'''

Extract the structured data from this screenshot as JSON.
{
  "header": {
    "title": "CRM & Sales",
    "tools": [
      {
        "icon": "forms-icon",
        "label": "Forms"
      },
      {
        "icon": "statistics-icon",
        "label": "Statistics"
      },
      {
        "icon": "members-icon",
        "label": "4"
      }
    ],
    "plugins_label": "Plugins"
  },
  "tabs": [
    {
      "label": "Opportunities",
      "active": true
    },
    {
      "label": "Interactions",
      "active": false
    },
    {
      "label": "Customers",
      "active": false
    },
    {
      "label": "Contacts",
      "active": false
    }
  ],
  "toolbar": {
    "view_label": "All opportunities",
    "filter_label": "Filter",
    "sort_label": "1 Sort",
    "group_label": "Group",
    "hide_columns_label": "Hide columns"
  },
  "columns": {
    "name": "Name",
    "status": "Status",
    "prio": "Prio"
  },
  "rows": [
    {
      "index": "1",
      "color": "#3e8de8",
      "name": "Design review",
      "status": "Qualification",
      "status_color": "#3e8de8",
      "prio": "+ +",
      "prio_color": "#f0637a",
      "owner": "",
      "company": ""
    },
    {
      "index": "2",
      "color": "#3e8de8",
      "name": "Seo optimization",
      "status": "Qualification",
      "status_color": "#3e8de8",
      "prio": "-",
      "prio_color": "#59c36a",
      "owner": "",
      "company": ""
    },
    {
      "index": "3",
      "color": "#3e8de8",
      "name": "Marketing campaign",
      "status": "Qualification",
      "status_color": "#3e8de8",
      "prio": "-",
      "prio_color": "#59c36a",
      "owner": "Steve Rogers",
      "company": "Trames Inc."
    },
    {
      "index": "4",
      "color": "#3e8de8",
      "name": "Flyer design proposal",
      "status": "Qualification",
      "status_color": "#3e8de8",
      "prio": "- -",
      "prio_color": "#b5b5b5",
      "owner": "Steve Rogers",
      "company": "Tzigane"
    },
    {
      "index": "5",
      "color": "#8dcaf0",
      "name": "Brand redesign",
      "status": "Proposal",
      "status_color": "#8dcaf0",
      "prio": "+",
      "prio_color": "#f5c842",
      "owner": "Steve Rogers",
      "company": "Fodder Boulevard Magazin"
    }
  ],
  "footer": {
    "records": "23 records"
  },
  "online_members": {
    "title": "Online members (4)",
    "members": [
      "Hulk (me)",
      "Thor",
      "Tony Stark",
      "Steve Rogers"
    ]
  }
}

'''

* Exercise task:
Where does the word "title" appear? Return each line that holds it.

* Task output:
    "title": "CRM & Sales",
    "title": "Online members (4)",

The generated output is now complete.